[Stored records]

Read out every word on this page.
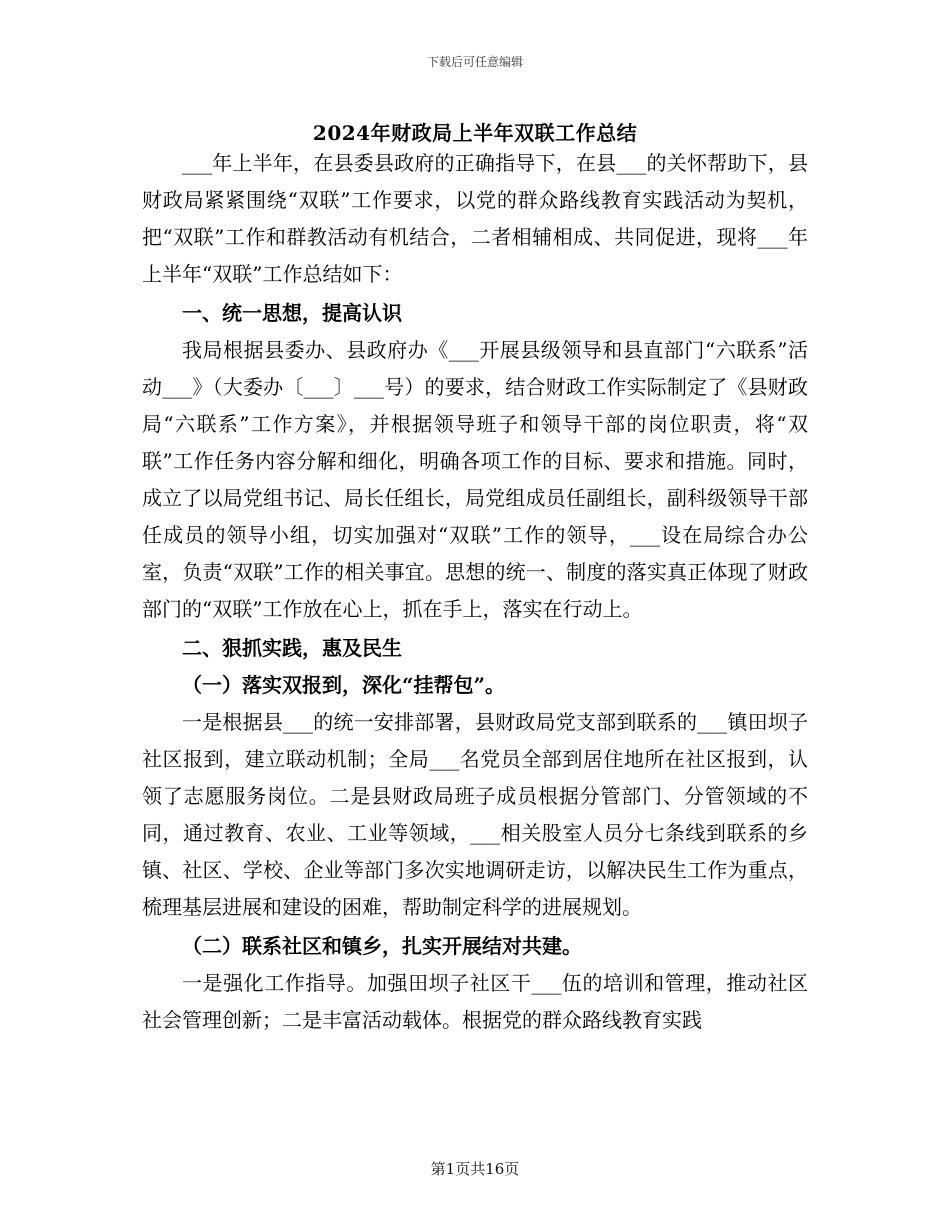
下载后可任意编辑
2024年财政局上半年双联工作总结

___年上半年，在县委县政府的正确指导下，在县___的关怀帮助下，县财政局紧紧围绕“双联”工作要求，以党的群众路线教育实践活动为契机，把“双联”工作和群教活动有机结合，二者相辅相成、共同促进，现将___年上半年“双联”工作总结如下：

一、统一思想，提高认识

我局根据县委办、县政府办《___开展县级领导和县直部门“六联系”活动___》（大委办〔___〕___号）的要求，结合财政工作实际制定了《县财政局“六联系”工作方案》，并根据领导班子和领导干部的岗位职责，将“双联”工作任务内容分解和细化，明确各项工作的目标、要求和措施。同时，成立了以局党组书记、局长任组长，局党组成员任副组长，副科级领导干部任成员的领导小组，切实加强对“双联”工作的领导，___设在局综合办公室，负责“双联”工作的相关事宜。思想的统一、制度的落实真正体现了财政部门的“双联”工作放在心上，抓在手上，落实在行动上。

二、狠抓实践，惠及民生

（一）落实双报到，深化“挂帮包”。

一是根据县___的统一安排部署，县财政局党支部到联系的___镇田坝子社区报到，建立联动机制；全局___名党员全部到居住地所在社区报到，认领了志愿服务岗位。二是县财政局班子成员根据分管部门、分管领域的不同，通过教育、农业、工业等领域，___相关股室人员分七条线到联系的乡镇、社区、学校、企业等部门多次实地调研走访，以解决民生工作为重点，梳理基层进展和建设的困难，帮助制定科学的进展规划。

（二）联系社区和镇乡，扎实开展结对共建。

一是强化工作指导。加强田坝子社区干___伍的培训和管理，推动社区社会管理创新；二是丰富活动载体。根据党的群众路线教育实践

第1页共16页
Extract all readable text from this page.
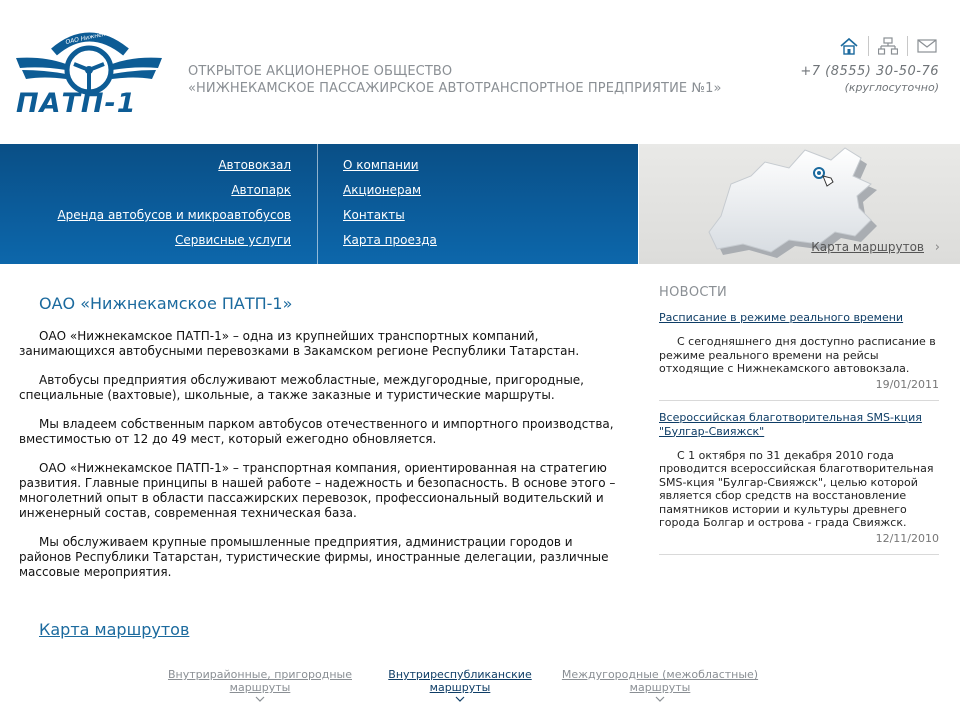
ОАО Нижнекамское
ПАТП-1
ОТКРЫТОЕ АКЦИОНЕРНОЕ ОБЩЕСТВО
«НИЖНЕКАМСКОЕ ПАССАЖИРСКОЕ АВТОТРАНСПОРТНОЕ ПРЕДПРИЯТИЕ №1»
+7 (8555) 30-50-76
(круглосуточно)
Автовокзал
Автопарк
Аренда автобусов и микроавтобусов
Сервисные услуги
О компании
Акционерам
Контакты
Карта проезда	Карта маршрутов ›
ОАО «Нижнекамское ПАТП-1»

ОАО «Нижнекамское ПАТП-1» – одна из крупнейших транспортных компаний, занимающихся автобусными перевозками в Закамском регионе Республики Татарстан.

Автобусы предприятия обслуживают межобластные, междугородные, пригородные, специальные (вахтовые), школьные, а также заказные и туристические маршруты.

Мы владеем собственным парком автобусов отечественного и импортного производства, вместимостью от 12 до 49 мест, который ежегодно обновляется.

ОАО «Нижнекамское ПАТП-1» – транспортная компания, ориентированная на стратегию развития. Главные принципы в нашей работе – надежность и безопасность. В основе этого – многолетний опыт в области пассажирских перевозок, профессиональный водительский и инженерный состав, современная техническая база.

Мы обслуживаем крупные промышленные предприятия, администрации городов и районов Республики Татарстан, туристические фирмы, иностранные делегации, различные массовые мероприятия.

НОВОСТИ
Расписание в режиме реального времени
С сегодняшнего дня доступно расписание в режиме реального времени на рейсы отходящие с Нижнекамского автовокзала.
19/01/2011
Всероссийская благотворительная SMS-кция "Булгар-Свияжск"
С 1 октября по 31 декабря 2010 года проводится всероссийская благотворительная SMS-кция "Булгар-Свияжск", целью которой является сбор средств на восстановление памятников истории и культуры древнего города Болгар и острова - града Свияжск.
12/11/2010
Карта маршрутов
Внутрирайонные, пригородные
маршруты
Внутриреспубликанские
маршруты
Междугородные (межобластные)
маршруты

* * *

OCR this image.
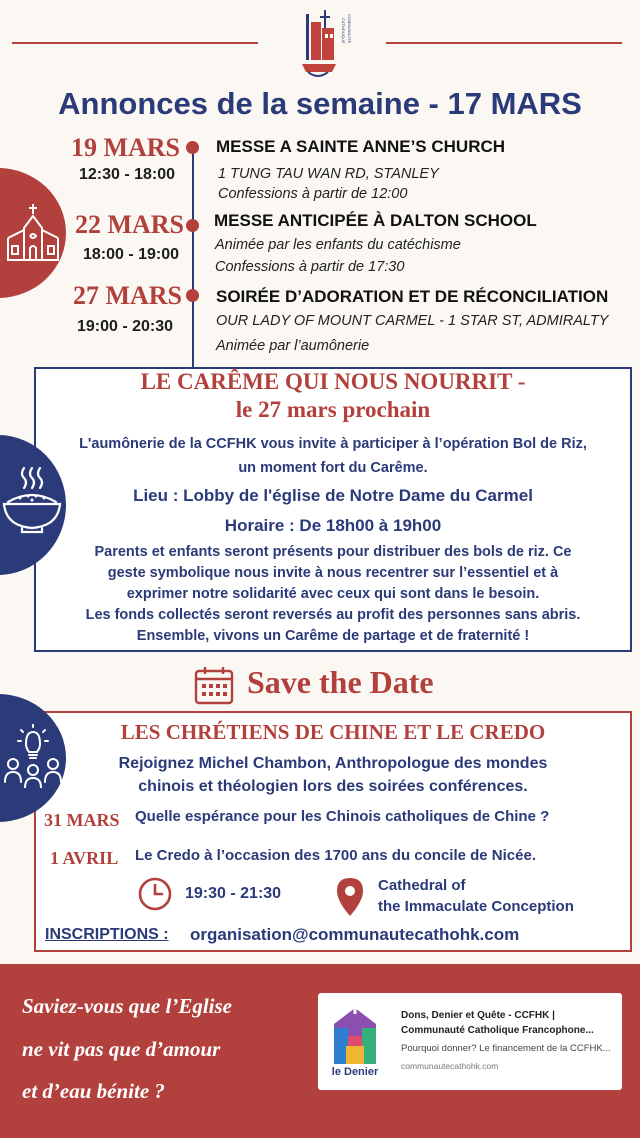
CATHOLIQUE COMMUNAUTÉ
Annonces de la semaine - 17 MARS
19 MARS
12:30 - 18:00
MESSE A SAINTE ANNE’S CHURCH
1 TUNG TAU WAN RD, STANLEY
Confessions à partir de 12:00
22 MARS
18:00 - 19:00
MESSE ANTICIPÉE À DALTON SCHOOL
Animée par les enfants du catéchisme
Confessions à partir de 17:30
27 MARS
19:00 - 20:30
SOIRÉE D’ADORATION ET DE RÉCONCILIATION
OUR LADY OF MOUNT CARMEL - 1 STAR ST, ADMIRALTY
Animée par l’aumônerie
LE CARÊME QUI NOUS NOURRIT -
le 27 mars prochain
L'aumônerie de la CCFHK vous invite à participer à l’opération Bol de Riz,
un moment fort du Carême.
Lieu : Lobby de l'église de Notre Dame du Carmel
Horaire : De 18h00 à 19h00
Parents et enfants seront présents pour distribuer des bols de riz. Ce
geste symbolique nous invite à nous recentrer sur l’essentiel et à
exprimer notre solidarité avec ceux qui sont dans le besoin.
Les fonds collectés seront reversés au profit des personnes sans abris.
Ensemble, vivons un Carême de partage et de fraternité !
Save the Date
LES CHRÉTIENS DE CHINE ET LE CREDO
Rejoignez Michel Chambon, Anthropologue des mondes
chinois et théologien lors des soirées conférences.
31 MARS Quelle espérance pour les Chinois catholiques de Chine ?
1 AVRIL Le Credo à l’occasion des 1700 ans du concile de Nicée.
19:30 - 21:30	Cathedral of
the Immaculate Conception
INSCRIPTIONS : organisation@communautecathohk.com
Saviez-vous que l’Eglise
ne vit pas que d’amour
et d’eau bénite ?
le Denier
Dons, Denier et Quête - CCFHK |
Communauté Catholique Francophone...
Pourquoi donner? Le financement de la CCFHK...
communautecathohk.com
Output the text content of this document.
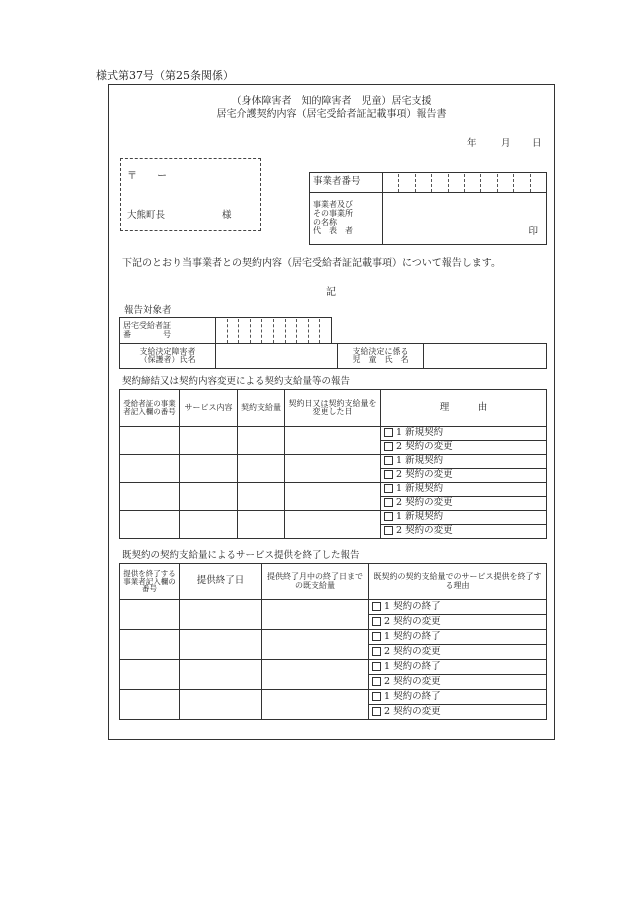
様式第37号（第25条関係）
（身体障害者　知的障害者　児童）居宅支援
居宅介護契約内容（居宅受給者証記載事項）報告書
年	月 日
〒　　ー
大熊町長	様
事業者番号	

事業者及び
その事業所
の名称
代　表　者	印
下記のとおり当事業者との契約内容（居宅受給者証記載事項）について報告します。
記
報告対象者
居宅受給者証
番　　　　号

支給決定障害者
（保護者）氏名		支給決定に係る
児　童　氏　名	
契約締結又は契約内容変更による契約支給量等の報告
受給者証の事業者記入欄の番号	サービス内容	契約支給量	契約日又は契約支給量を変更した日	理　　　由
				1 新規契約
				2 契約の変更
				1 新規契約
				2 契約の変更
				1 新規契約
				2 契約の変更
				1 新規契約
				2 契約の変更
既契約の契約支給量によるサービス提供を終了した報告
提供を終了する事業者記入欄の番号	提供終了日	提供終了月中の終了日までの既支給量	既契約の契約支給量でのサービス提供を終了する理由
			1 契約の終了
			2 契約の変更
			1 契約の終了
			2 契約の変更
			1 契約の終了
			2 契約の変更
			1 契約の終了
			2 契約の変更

DESCRIPTION OF THE TASK: Gather every line from the listing above in which "vous" appears, and copy those lines.

PROBLEM SOLUTION:
L'aumônerie de la CCFHK vous invite à participer à l’opération Bol de Riz,
Saviez-vous que l’Eglise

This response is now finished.